-------- EXTRACT TO READ --------
CSBA’s 2020 virtual Annual Education Conference is fast approaching, with the Dec. 3–4 conference set to deliver attendees critical insights, informative sessions, digital interactivity and powerful speakers. Virtual preconference activities are happening from Nov. 30–Dec. 2. Visit aec.csba.org by Nov. 24 to register.
This year’s General Session speakers offer an incredible array of talent and perspectives: Jason Dorsey, president of the Center for Generational Kinetics; Hadi Partovi, CEO of the education nonprofit Code.org, tech entrepreneur and investor; and Leslie Odom Jr., multifaceted Tony and Grammy Award-winning performer.
California School News spoke with Partovi about the importance of digital literacy during distance learning, closing the digital divide and what progress the leading provider of K-12 computer science curriculum has made in making the subject more accessible for all students.
What light has the pandemic shed on the importance of computer literacy, particularly with the massive shift to distance learning?
Even before the pandemic, it was pretty clear that computers and digital technology were important, and not only just important in society, but needed to play a larger role in education. At this point, with every teacher in the country having experienced school shutdowns and having to cope with distance learning, what the pandemic has made clear is that every teacher needs to know how to use computers and every student needs to be digitally literate. In the past, it seemed like a ‘nice to have.’ In 2020, it became a ‘must have’ for our students and our teachers to have basic digital literacy.
Code.org has developed guidance for teachers in virtual and socially distanced classrooms. What does, and what can, computer science look like this school year?
It’s important to reflect that people assume that if you’re learning computer science, you’re just doing work on a computer the whole time, and that’s not the case. There’s actual real classroom stuff that happens with a role for the teacher and interaction and collaboration with students. Roughly half of our curriculum is stuff that is designed for face-to-face student interaction — not on the computer and no screen time. For us to adapt that and help teachers bring that to distance learning was not easy.
What can or should be done to close the digital divide? How prevalent is the issue and are there any insights can you offer?
--------
- [PROMPT]: Resume the interview with Hadi Partovi above, continuing from its final line.
-------- RECORD EXCERPTS --------
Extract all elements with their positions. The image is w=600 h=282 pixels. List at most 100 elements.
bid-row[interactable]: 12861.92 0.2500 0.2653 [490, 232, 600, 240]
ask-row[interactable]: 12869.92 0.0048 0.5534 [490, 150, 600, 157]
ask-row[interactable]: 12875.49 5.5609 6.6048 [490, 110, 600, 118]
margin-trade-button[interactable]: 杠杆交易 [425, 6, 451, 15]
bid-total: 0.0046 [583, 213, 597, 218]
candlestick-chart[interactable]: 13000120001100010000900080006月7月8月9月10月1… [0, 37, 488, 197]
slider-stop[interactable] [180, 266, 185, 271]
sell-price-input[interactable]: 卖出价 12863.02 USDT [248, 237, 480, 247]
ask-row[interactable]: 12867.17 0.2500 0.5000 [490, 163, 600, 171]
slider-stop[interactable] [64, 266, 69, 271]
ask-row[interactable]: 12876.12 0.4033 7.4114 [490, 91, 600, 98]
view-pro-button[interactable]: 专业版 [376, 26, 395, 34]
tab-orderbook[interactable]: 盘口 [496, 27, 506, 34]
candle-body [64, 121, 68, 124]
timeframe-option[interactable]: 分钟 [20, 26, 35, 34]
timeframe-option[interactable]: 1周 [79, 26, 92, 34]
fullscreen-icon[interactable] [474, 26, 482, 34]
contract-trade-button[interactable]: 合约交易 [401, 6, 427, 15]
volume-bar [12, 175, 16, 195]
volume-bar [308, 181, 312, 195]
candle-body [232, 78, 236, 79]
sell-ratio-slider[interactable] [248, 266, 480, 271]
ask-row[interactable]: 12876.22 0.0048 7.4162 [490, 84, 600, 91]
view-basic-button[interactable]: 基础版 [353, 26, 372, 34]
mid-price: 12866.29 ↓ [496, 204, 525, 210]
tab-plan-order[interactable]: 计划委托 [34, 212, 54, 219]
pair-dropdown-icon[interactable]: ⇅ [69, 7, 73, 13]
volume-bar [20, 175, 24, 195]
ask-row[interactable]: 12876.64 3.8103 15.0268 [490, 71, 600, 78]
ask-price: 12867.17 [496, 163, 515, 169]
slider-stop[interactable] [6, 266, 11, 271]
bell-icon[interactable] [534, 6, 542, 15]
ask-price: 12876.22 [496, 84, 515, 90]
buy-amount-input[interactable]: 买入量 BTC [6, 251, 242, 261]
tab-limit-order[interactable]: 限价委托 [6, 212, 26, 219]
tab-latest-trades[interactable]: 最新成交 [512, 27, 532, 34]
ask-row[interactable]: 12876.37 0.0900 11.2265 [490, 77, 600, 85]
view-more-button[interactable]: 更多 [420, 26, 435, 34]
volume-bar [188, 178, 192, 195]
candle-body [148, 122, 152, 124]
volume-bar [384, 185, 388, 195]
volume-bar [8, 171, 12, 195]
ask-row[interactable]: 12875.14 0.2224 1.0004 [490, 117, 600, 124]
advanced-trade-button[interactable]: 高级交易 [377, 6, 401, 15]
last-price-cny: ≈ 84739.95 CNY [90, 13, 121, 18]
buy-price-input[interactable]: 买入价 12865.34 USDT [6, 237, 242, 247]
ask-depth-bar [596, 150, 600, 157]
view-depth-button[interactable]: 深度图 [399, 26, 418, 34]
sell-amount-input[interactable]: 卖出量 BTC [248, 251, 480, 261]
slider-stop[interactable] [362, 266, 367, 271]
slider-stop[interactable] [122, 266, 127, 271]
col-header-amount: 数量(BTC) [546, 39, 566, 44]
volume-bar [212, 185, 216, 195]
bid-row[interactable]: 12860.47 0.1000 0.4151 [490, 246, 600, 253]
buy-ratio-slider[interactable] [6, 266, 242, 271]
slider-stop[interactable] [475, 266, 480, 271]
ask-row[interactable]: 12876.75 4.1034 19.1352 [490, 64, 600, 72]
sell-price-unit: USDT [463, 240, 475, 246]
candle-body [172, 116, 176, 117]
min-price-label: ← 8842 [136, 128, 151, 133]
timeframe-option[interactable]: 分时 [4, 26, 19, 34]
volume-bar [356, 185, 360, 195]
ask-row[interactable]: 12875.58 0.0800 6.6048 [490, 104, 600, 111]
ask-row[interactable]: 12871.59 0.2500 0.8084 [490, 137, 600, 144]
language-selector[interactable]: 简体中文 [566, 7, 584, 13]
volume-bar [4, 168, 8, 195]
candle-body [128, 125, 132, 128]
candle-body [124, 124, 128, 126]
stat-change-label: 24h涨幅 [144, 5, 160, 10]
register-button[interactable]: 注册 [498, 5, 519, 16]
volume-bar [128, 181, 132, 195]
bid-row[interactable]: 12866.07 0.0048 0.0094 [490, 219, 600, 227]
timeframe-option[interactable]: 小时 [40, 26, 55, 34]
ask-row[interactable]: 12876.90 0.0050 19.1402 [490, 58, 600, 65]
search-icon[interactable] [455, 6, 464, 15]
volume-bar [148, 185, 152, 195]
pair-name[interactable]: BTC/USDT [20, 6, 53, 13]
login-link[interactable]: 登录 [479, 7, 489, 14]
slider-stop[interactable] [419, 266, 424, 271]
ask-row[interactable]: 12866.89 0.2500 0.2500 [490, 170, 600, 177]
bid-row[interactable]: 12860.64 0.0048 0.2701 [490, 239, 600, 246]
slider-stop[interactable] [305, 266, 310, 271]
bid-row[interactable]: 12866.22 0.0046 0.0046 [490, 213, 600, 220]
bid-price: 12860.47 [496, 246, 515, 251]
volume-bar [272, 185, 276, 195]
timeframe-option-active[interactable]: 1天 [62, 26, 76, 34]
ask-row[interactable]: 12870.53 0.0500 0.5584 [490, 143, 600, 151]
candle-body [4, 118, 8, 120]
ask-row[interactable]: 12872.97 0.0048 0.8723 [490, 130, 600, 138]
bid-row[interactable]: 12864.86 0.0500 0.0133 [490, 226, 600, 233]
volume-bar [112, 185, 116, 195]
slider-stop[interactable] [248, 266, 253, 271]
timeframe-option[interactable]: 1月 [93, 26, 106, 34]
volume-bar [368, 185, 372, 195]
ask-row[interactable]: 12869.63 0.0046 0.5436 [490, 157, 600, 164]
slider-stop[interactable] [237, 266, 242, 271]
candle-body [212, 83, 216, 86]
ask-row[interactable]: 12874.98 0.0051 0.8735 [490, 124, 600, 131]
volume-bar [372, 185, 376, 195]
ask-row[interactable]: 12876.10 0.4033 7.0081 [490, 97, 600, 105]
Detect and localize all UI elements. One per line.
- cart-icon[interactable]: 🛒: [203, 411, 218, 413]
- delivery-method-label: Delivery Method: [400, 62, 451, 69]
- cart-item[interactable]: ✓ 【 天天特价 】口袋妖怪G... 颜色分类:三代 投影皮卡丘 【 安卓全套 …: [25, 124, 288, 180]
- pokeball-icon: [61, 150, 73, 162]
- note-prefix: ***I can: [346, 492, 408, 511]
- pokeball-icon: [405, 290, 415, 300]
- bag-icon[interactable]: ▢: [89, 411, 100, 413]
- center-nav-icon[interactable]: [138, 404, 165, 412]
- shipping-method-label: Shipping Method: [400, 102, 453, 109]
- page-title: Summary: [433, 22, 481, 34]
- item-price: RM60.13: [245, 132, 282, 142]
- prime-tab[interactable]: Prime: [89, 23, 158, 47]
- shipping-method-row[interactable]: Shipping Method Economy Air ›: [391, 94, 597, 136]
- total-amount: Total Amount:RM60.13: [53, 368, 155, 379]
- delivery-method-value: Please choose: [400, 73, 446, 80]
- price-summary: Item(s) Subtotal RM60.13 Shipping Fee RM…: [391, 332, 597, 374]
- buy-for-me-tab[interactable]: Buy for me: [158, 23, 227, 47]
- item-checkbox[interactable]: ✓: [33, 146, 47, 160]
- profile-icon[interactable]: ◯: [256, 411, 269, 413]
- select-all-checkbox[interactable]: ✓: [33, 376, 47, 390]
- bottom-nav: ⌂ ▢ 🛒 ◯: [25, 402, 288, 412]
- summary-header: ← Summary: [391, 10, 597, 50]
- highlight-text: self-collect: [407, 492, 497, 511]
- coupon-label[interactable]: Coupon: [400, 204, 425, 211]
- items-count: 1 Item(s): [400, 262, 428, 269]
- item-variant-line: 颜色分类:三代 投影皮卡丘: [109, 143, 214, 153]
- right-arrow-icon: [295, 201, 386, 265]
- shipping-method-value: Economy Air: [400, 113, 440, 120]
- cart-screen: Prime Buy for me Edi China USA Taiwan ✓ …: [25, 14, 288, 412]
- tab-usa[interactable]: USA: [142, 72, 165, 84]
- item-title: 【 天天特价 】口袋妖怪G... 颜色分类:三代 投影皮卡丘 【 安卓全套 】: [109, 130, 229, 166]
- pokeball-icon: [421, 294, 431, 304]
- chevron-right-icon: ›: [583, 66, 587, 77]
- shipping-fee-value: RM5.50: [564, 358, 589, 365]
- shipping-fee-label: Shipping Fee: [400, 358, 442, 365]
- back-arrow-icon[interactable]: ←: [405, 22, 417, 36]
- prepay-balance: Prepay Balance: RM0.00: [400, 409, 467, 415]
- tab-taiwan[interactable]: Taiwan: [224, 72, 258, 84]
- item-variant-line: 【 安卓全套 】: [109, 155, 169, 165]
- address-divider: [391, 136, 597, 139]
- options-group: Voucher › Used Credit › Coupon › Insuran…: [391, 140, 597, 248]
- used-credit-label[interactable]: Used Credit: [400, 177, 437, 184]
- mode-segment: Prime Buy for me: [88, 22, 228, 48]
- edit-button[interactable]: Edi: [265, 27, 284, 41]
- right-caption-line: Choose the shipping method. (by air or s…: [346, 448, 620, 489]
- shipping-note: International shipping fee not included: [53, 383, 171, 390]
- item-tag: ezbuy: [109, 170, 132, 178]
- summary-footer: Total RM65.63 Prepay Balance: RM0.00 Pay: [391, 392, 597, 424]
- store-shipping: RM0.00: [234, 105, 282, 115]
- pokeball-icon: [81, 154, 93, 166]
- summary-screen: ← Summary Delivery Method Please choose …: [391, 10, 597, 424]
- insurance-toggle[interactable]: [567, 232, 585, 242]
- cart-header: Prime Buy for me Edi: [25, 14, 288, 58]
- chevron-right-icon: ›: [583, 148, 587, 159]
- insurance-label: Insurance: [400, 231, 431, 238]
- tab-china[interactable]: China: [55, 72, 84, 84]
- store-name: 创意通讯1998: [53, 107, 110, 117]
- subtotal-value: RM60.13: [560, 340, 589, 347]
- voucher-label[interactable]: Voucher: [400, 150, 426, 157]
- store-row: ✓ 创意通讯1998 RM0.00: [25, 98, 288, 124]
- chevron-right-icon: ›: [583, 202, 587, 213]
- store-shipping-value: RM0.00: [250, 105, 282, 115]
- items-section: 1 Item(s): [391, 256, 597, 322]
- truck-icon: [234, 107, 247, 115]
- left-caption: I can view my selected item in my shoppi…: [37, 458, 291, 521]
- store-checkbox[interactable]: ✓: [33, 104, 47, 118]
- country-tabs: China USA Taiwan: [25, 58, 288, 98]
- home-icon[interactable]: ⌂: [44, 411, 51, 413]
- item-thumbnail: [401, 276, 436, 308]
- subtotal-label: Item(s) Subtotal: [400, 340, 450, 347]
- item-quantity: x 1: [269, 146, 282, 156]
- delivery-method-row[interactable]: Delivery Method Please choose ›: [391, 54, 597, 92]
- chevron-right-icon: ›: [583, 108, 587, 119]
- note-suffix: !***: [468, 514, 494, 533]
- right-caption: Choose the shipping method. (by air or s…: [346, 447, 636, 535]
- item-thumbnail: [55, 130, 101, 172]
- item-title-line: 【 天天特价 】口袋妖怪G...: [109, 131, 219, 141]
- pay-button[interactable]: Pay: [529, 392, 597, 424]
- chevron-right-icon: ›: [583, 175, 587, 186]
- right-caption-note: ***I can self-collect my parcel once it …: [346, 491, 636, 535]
--------
- [RESPONSE AREA]:
You can look at this as glass half empty or half full. The glass half-empty view is that this pandemic widened the digital divide. The gap between rich and poor or between white versus not white or between suburban versus rural … those gaps widened immediately in March in terms of we can see that in the student data on Code.org. We can see the increase in all those gaps because of who had access to the internet or who had parents at home encouraging learning.
But the glass half-full view of this is that there’s so much money that has now been made available, whether it’s from corporate giving programs or from the government toward providing devices and internet access. Because in a pre-pandemic world, every kid goes to school and every kid has a public school available in their neighborhood to them. It wasn’t a big deal if every kid doesn’t have internet access and a computer at home. I think two, three years from now, we’ll look back at 2020 as the year that universal internet access and universal device availability became real calls for the education and equality opportunity that they offer.
Since Code.org’s inception in 2013, what progress has been made in expanding access to computer science for young women and students from other underrepresented groups?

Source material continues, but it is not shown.